**Task description**
Go through the material below and report how many lines contain "POSTUPOVÉ". Give only the number.

**Material**
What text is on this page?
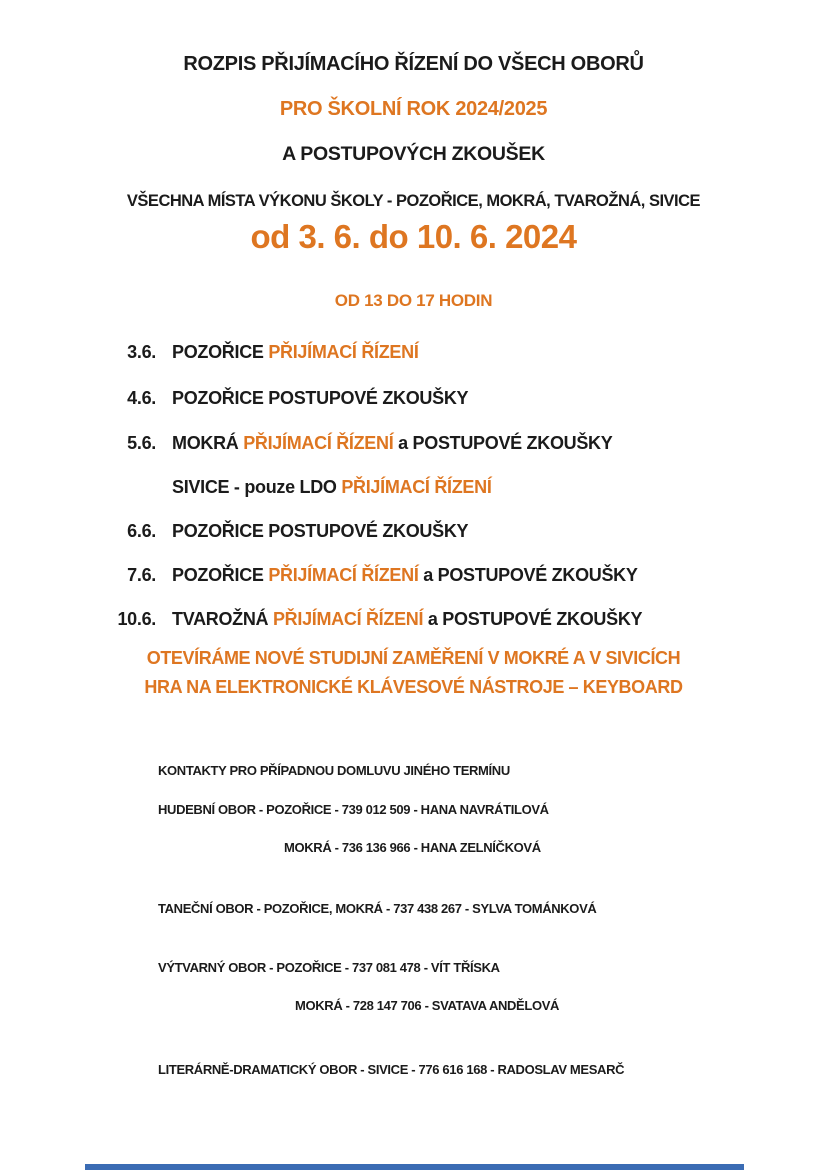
ROZPIS PŘIJÍMACÍHO ŘÍZENÍ DO VŠECH OBORŮ
PRO ŠKOLNÍ ROK 2024/2025
A POSTUPOVÝCH ZKOUŠEK
VŠECHNA MÍSTA VÝKONU ŠKOLY - POZOŘICE, MOKRÁ, TVAROŽNÁ, SIVICE
od 3. 6. do 10. 6. 2024
OD 13 DO 17 HODIN
3.6. POZOŘICE PŘIJÍMACÍ ŘÍZENÍ
4.6. POZOŘICE POSTUPOVÉ ZKOUŠKY
5.6. MOKRÁ PŘIJÍMACÍ ŘÍZENÍ a POSTUPOVÉ ZKOUŠKY
SIVICE - pouze LDO PŘIJÍMACÍ ŘÍZENÍ
6.6. POZOŘICE POSTUPOVÉ ZKOUŠKY
7.6. POZOŘICE PŘIJÍMACÍ ŘÍZENÍ a POSTUPOVÉ ZKOUŠKY
10.6. TVAROŽNÁ PŘIJÍMACÍ ŘÍZENÍ a POSTUPOVÉ ZKOUŠKY
OTEVÍRÁME NOVÉ STUDIJNÍ ZAMĚŘENÍ V MOKRÉ A V SIVICÍCH
HRA NA ELEKTRONICKÉ KLÁVESOVÉ NÁSTROJE – KEYBOARD
KONTAKTY PRO PŘÍPADNOU DOMLUVU JINÉHO TERMÍNU
HUDEBNÍ OBOR - POZOŘICE - 739 012 509 - HANA NAVRÁTILOVÁ
MOKRÁ - 736 136 966 - HANA ZELNÍČKOVÁ
TANEČNÍ OBOR - POZOŘICE, MOKRÁ - 737 438 267 - SYLVA TOMÁNKOVÁ
VÝTVARNÝ OBOR - POZOŘICE - 737 081 478 - VÍT TŘÍSKA
MOKRÁ - 728 147 706 - SVATAVA ANDĚLOVÁ
LITERÁRNĚ-DRAMATICKÝ OBOR - SIVICE - 776 616 168 - RADOSLAV MESARČ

**Written reply**
5